Reproduce the forum reply below from "[CP2K:2085] Re: Sigsegv" to "somehow correlated..).", substituting "mix-up" for "misunderstanding".

**Text passage**
───

[CP2K:2085] Re: Sigsegv error during cell optimization

Laino Teodoro teodor... at gmail.com
Mon May 18 22:32:30 CEST 2009


Dear Maricarmen,

I'm happy it was just a misunderstanding. Anyway I posted the test  
suite on both threads (I don't  know why, but  I thought they were  
somehow correlated..).

Anyway, the important part of the message (which I hope has been  
received) without further help from your side, it is
extremely difficult to help you (and this applies to possible  
segmentation faults as well as to features not working properly).

Regards,
Teo

On 18 May 2009, at 22:04, Maricarmen wrote:

>
> Dear Teo,
>
> I'm sorry but I think there has been a slight misunderstanding. You
> see, the issue with the file numbering in CELL_OPT runs is posted in a
> different thread, for it is completely independent from the issue
> posted here. What I'm refering to here is the issue with the
> segmentation fault signal that I've been getting in the latest
> machines I've tried to run CP2K on.
> The WALLTIME thing I mentioned was only to illustrate that the
> application is actually dying, even though the job keeps going on. I
> never meant that the flag itself doesn't work. Actually I think is a
> very useful feature.
>
>> The sad story is that I had to prepare this test by myself and I  
>> didn't
>> see anything back from your side (apart from complains): that's a  
>> very
>> strange thing and I can tell you that it is very uncommon when  
>> somebody
>> asks for help that the helper has to guess even how to reproduce the
>> problem!!

───

**Information supplied**
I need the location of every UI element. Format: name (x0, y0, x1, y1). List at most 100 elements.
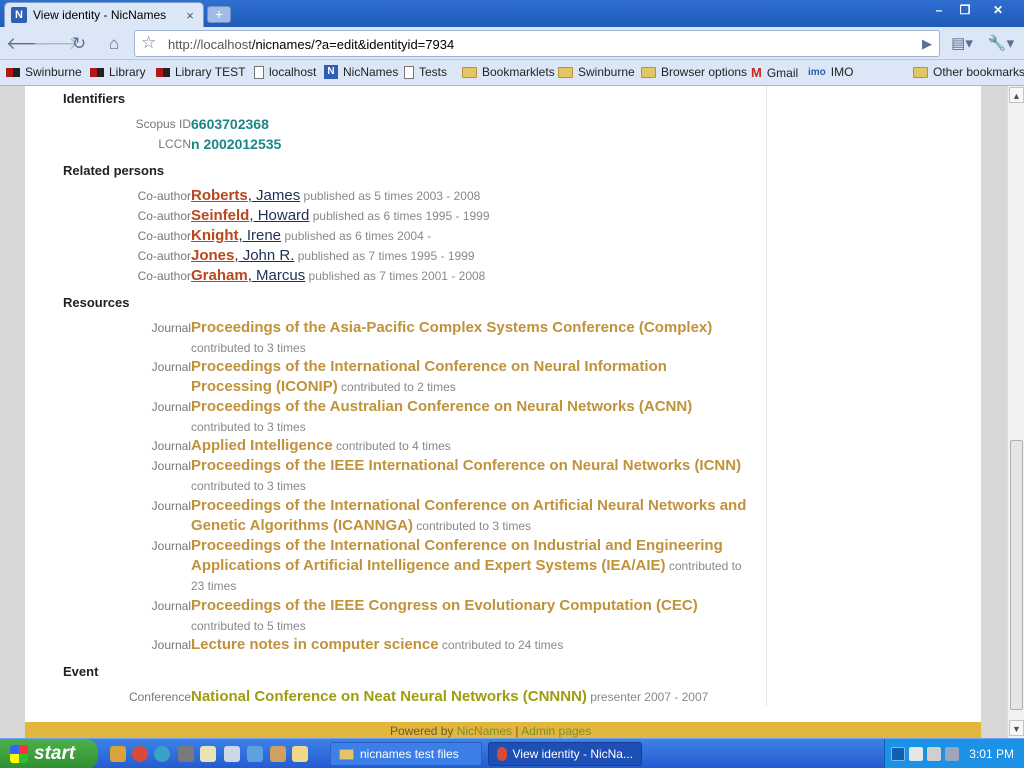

───

**The response**
[CP2K:2085] Re: Sigsegv error during cell optimization

Laino Teodoro teodor... at gmail.com
Mon May 18 22:32:30 CEST 2009


Dear Maricarmen,

I'm happy it was just a mix-up. Anyway I posted the test  
suite on both threads (I don't  know why, but  I thought they were  
somehow correlated..).